Aim of the task:
Write out all the data again, exactly as it stands.

** start Entries supplied **

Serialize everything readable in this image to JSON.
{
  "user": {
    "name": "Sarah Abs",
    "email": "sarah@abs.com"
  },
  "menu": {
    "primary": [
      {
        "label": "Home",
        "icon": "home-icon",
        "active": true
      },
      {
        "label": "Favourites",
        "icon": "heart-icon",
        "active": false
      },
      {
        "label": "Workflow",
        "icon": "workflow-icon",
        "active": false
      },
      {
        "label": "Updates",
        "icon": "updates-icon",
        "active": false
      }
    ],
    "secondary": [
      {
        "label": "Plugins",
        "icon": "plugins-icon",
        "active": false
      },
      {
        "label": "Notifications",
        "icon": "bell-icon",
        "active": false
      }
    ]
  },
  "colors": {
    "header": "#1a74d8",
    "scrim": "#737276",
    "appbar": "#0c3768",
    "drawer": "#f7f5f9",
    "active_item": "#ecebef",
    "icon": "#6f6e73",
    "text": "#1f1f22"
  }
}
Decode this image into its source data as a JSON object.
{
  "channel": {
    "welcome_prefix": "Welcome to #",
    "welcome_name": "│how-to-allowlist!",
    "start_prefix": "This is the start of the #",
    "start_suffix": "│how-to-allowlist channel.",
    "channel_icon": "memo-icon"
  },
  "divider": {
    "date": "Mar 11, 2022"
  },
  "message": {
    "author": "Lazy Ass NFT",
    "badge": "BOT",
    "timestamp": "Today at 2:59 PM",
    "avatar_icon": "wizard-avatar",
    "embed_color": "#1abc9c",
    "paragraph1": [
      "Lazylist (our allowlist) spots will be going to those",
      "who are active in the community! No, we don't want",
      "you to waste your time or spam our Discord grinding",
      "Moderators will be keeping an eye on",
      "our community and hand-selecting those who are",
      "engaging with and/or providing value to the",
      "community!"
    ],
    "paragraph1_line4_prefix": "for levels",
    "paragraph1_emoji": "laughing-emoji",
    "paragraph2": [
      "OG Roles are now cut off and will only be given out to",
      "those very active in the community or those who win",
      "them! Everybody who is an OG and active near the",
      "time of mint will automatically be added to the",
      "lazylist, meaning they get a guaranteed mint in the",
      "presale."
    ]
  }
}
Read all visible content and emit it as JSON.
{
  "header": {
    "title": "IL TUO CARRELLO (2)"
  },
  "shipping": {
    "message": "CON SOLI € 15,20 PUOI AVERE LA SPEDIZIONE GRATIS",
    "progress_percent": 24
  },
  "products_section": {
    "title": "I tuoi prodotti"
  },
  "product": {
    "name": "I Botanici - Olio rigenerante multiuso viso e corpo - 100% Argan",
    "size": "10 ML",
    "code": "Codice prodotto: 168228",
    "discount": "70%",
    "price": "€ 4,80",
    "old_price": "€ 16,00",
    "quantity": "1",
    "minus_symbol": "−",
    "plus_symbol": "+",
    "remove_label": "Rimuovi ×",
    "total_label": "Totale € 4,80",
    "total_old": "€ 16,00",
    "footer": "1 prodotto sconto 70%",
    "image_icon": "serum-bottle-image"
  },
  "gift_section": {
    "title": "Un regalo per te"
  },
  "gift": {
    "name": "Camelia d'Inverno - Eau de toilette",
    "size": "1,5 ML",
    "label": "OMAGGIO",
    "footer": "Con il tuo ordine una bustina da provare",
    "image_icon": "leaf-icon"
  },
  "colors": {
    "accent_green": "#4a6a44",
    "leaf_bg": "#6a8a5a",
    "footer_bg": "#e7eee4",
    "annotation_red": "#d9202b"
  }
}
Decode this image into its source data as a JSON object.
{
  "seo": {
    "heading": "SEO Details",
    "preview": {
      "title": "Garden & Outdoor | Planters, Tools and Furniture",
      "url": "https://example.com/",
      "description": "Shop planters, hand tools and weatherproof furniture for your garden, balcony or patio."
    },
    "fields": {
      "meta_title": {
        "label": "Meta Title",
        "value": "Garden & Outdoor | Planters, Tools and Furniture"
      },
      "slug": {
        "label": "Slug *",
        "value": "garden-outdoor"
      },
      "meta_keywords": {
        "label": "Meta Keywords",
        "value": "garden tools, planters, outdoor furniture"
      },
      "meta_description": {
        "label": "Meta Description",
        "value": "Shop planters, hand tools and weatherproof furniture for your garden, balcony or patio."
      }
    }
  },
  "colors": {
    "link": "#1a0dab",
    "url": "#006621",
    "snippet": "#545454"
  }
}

** end Entries supplied **

Task result:
Serialize everything readable in this image to JSON.
{
  "user": {
    "name": "Sarah Abs",
    "email": "sarah@abs.com"
  },
  "menu": {
    "primary": [
      {
        "label": "Home",
        "icon": "home-icon",
        "active": true
      },
      {
        "label": "Favourites",
        "icon": "heart-icon",
        "active": false
      },
      {
        "label": "Workflow",
        "icon": "workflow-icon",
        "active": false
      },
      {
        "label": "Updates",
        "icon": "updates-icon",
        "active": false
      }
    ],
    "secondary": [
      {
        "label": "Plugins",
        "icon": "plugins-icon",
        "active": false
      },
      {
        "label": "Notifications",
        "icon": "bell-icon",
        "active": false
      }
    ]
  },
  "colors": {
    "header": "#1a74d8",
    "scrim": "#737276",
    "appbar": "#0c3768",
    "drawer": "#f7f5f9",
    "active_item": "#ecebef",
    "icon": "#6f6e73",
    "text": "#1f1f22"
  }
}
Decode this image into its source data as a JSON object.
{
  "channel": {
    "welcome_prefix": "Welcome to #",
    "welcome_name": "│how-to-allowlist!",
    "start_prefix": "This is the start of the #",
    "start_suffix": "│how-to-allowlist channel.",
    "channel_icon": "memo-icon"
  },
  "divider": {
    "date": "Mar 11, 2022"
  },
  "message": {
    "author": "Lazy Ass NFT",
    "badge": "BOT",
    "timestamp": "Today at 2:59 PM",
    "avatar_icon": "wizard-avatar",
    "embed_color": "#1abc9c",
    "paragraph1": [
      "Lazylist (our allowlist) spots will be going to those",
      "who are active in the community! No, we don't want",
      "you to waste your time or spam our Discord grinding",
      "Moderators will be keeping an eye on",
      "our community and hand-selecting those who are",
      "engaging with and/or providing value to the",
      "community!"
    ],
    "paragraph1_line4_prefix": "for levels",
    "paragraph1_emoji": "laughing-emoji",
    "paragraph2": [
      "OG Roles are now cut off and will only be given out to",
      "those very active in the community or those who win",
      "them! Everybody who is an OG and active near the",
      "time of mint will automatically be added to the",
      "lazylist, meaning they get a guaranteed mint in the",
      "presale."
    ]
  }
}
Read all visible content and emit it as JSON.
{
  "header": {
    "title": "IL TUO CARRELLO (2)"
  },
  "shipping": {
    "message": "CON SOLI € 15,20 PUOI AVERE LA SPEDIZIONE GRATIS",
    "progress_percent": 24
  },
  "products_section": {
    "title": "I tuoi prodotti"
  },
  "product": {
    "name": "I Botanici - Olio rigenerante multiuso viso e corpo - 100% Argan",
    "size": "10 ML",
    "code": "Codice prodotto: 168228",
    "discount": "70%",
    "price": "€ 4,80",
    "old_price": "€ 16,00",
    "quantity": "1",
    "minus_symbol": "−",
    "plus_symbol": "+",
    "remove_label": "Rimuovi ×",
    "total_label": "Totale € 4,80",
    "total_old": "€ 16,00",
    "footer": "1 prodotto sconto 70%",
    "image_icon": "serum-bottle-image"
  },
  "gift_section": {
    "title": "Un regalo per te"
  },
  "gift": {
    "name": "Camelia d'Inverno - Eau de toilette",
    "size": "1,5 ML",
    "label": "OMAGGIO",
    "footer": "Con il tuo ordine una bustina da provare",
    "image_icon": "leaf-icon"
  },
  "colors": {
    "accent_green": "#4a6a44",
    "leaf_bg": "#6a8a5a",
    "footer_bg": "#e7eee4",
    "annotation_red": "#d9202b"
  }
}
Decode this image into its source data as a JSON object.
{
  "seo": {
    "heading": "SEO Details",
    "preview": {
      "title": "Garden & Outdoor | Planters, Tools and Furniture",
      "url": "https://example.com/",
      "description": "Shop planters, hand tools and weatherproof furniture for your garden, balcony or patio."
    },
    "fields": {
      "meta_title": {
        "label": "Meta Title",
        "value": "Garden & Outdoor | Planters, Tools and Furniture"
      },
      "slug": {
        "label": "Slug *",
        "value": "garden-outdoor"
      },
      "meta_keywords": {
        "label": "Meta Keywords",
        "value": "garden tools, planters, outdoor furniture"
      },
      "meta_description": {
        "label": "Meta Description",
        "value": "Shop planters, hand tools and weatherproof furniture for your garden, balcony or patio."
      }
    }
  },
  "colors": {
    "link": "#1a0dab",
    "url": "#006621",
    "snippet": "#545454"
  }
}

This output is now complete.